• **PROBLEM DETAILS**
Extract each line containing the string "proc".

Dataset entries
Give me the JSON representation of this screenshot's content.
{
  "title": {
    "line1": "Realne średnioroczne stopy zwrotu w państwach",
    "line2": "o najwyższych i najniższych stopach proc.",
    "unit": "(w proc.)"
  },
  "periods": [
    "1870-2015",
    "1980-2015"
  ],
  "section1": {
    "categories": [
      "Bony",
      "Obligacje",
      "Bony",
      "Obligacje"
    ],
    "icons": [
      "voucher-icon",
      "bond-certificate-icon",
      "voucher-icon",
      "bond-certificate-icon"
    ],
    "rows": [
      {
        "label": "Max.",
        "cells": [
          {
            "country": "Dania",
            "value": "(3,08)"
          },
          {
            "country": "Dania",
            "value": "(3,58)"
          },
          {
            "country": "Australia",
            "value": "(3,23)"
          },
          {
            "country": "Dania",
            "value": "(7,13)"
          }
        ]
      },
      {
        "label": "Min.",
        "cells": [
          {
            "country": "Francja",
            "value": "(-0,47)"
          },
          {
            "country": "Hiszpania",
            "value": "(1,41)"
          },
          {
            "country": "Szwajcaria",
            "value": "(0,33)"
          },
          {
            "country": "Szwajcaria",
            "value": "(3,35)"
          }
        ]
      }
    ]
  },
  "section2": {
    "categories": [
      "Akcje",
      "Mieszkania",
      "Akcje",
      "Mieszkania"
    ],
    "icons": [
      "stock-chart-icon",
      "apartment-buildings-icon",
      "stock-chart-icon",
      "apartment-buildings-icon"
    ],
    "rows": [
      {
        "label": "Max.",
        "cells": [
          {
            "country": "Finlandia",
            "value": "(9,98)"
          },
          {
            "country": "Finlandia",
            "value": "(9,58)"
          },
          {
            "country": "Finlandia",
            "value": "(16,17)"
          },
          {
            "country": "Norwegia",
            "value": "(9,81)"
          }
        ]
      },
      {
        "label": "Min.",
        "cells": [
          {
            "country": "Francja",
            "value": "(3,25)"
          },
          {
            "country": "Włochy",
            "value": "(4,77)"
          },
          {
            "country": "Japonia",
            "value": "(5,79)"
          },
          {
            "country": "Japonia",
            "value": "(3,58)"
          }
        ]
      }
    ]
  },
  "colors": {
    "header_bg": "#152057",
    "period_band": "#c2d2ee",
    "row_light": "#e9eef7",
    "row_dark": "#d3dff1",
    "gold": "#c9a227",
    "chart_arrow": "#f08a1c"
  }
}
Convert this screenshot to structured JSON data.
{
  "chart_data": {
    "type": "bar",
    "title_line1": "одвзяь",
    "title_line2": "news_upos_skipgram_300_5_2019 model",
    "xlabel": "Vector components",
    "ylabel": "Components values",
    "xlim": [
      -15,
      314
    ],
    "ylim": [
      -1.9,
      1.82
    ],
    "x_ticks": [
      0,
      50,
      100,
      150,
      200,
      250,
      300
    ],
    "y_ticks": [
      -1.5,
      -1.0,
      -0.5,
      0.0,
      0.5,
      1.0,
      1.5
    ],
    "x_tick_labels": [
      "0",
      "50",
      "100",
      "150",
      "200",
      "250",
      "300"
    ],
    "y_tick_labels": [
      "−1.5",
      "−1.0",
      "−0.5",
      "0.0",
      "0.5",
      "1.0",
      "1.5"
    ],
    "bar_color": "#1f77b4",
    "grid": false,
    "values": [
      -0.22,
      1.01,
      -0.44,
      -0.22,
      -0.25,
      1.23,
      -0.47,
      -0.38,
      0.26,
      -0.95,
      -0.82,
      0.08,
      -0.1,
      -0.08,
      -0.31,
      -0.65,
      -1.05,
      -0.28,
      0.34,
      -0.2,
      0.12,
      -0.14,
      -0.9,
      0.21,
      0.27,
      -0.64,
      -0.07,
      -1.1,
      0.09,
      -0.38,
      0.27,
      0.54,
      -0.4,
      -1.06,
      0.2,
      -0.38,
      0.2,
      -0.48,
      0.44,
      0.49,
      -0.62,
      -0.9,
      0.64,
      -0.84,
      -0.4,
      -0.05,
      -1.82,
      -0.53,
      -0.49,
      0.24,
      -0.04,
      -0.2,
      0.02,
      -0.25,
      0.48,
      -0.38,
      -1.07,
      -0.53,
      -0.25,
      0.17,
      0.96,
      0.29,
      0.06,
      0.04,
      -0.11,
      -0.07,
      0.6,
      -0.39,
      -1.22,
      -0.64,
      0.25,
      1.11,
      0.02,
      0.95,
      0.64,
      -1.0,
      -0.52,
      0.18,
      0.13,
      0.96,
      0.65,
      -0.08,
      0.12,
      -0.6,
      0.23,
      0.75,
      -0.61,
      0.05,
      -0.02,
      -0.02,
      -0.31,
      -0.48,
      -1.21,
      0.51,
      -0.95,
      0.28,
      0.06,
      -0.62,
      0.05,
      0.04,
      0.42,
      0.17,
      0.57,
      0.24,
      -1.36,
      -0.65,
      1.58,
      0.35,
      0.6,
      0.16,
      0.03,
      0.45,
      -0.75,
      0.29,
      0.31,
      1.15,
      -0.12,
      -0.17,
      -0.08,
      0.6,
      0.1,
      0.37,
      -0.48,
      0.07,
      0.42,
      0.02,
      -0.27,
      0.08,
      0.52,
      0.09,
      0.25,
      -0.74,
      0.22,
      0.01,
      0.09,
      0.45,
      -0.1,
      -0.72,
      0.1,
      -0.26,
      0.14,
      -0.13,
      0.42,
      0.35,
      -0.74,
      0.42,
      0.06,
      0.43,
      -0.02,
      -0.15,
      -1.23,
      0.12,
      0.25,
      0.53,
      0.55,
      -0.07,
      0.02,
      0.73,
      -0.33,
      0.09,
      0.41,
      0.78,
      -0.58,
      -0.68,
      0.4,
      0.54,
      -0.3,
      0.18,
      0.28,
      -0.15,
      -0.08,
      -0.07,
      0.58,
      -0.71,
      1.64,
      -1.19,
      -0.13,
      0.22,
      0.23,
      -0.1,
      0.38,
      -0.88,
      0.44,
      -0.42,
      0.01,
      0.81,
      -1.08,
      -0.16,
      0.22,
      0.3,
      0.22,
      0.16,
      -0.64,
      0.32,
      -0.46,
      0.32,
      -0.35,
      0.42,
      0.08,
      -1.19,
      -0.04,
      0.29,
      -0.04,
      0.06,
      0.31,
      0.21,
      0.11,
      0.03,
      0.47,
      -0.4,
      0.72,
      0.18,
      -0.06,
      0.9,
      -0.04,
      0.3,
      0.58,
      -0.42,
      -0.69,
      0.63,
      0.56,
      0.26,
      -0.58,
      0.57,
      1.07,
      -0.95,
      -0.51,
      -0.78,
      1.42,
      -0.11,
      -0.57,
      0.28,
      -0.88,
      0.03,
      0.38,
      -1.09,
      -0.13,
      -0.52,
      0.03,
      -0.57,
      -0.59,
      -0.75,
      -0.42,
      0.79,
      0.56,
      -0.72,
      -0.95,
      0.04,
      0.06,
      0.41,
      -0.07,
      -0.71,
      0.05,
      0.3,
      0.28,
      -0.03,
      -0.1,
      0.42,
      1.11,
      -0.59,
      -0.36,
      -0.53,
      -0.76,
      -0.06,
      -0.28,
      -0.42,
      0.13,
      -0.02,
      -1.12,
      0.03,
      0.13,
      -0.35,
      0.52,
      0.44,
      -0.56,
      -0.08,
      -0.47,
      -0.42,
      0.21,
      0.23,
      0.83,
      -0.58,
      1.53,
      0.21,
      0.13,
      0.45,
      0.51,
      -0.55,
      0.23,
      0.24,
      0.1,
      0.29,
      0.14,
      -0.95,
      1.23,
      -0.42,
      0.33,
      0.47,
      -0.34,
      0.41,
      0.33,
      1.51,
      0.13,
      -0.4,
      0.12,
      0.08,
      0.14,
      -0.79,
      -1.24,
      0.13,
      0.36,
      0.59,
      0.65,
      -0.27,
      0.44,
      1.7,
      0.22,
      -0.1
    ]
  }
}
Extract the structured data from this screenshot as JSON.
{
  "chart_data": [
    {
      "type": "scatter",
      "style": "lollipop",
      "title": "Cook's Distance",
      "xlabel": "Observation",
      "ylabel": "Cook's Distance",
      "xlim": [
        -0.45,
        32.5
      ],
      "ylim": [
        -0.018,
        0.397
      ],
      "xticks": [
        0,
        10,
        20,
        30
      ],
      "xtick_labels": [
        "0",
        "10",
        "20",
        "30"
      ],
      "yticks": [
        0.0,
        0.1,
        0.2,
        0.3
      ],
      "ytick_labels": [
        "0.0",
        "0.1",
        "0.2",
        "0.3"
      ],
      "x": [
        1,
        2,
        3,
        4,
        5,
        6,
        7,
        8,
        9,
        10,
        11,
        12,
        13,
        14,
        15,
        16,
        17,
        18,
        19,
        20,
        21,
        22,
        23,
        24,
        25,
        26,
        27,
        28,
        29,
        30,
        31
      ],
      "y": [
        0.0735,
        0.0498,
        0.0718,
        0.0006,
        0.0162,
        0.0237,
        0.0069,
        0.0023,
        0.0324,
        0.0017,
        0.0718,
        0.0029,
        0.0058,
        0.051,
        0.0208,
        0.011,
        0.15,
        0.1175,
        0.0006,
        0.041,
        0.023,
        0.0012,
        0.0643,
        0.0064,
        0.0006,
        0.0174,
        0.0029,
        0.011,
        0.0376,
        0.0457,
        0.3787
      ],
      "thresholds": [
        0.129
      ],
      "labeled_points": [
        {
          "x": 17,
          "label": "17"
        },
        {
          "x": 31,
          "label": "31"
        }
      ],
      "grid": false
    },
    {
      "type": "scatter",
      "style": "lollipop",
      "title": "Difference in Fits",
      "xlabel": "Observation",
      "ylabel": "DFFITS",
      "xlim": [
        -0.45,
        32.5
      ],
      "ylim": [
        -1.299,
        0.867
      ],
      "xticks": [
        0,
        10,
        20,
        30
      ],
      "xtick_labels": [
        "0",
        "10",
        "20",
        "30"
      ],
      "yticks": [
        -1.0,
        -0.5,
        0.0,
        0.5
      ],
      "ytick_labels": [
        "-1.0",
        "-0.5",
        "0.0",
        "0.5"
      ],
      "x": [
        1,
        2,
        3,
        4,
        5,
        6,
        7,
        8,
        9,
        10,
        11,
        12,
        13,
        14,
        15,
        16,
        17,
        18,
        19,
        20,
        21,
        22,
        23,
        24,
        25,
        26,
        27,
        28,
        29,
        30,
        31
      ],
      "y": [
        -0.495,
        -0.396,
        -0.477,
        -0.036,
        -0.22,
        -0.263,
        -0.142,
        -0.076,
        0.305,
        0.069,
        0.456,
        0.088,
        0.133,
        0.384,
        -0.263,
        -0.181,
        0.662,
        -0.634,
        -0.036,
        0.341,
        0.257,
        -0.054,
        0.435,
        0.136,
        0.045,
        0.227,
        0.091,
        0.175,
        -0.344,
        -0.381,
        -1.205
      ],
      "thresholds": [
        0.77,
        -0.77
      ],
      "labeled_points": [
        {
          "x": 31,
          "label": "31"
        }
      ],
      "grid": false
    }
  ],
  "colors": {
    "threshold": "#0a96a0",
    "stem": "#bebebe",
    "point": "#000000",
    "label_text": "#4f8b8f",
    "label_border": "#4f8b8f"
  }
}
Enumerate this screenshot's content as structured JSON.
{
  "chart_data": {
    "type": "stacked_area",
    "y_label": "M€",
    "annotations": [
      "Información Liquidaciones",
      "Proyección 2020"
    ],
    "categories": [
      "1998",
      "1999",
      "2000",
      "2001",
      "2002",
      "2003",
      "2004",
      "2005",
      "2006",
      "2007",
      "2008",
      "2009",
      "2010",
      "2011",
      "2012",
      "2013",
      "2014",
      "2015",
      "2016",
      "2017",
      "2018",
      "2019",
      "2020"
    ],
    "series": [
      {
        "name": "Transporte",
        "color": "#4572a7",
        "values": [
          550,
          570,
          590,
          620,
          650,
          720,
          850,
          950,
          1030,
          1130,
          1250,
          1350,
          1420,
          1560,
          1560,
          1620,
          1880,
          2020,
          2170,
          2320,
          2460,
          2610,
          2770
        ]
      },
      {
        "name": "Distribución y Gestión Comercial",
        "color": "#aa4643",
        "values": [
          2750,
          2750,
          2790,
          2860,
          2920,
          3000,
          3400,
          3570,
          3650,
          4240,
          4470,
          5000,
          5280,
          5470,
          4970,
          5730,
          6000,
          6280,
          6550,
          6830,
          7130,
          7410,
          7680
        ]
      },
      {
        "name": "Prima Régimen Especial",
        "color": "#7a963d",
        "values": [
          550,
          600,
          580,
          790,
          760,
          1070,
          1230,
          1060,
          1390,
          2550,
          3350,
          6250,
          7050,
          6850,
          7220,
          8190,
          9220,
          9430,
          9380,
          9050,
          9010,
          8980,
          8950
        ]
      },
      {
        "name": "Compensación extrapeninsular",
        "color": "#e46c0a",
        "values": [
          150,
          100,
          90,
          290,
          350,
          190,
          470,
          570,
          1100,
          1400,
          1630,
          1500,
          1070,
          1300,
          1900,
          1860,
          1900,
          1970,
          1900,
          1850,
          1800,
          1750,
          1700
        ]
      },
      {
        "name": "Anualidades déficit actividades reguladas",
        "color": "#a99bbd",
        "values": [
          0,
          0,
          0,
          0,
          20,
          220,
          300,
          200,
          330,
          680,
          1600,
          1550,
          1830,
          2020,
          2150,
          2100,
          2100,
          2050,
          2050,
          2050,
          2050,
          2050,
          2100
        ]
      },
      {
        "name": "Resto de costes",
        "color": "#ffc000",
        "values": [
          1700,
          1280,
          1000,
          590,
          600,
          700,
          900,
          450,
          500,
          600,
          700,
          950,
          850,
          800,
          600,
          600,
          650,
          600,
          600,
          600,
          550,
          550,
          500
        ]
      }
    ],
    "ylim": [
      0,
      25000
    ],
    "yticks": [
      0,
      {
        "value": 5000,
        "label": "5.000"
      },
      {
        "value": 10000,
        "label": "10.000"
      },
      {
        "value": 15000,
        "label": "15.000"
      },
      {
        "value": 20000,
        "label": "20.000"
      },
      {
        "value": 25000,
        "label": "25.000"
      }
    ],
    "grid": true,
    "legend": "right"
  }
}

• **THE RESULT**
    "line2": "o najwyższych i najniższych stopach proc.",
    "unit": "(w proc.)"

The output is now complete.